Please repeat all of the listing exactly.

※ ※ ※

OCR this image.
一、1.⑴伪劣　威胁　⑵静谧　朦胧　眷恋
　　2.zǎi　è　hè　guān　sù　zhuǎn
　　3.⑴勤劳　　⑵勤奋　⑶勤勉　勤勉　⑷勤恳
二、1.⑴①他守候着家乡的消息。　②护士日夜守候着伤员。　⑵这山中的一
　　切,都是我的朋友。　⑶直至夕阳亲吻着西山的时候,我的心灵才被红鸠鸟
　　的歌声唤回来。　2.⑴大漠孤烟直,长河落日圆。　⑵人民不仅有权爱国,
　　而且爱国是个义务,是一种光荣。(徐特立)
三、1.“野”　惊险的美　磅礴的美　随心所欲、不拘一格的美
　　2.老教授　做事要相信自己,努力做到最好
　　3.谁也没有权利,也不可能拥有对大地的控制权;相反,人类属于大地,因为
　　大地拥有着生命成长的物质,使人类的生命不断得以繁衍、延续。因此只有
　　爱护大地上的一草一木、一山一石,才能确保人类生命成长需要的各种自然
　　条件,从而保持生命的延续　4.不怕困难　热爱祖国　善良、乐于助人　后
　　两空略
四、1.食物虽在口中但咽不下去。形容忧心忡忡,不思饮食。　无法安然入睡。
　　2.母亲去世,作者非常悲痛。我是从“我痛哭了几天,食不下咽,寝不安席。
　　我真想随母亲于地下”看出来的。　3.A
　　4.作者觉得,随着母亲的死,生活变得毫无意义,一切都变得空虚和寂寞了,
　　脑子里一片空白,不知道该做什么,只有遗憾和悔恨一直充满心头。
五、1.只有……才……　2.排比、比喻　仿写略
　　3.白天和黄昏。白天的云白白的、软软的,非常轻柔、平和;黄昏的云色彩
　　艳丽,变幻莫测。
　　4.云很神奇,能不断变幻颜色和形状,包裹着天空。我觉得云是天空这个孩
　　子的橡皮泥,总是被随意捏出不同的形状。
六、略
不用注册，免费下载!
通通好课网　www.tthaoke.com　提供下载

※ ※ ※

- _SOLUTION BELOW_:
OCR this image.
一、1.⑴伪劣　威胁　⑵静谧　朦胧　眷恋
　　2.zǎi　è　hè　guān　sù　zhuǎn
　　3.⑴勤劳　　⑵勤奋　⑶勤勉　勤勉　⑷勤恳
二、1.⑴①他守候着家乡的消息。　②护士日夜守候着伤员。　⑵这山中的一
　　切,都是我的朋友。　⑶直至夕阳亲吻着西山的时候,我的心灵才被红鸠鸟
　　的歌声唤回来。　2.⑴大漠孤烟直,长河落日圆。　⑵人民不仅有权爱国,
　　而且爱国是个义务,是一种光荣。(徐特立)
三、1.“野”　惊险的美　磅礴的美　随心所欲、不拘一格的美
　　2.老教授　做事要相信自己,努力做到最好
　　3.谁也没有权利,也不可能拥有对大地的控制权;相反,人类属于大地,因为
　　大地拥有着生命成长的物质,使人类的生命不断得以繁衍、延续。因此只有
　　爱护大地上的一草一木、一山一石,才能确保人类生命成长需要的各种自然
　　条件,从而保持生命的延续　4.不怕困难　热爱祖国　善良、乐于助人　后
　　两空略
四、1.食物虽在口中但咽不下去。形容忧心忡忡,不思饮食。　无法安然入睡。
　　2.母亲去世,作者非常悲痛。我是从“我痛哭了几天,食不下咽,寝不安席。
　　我真想随母亲于地下”看出来的。　3.A
　　4.作者觉得,随着母亲的死,生活变得毫无意义,一切都变得空虚和寂寞了,
　　脑子里一片空白,不知道该做什么,只有遗憾和悔恨一直充满心头。
五、1.只有……才……　2.排比、比喻　仿写略
　　3.白天和黄昏。白天的云白白的、软软的,非常轻柔、平和;黄昏的云色彩
　　艳丽,变幻莫测。
　　4.云很神奇,能不断变幻颜色和形状,包裹着天空。我觉得云是天空这个孩
　　子的橡皮泥,总是被随意捏出不同的形状。
六、略
不用注册，免费下载!
通通好课网　www.tthaoke.com　提供下载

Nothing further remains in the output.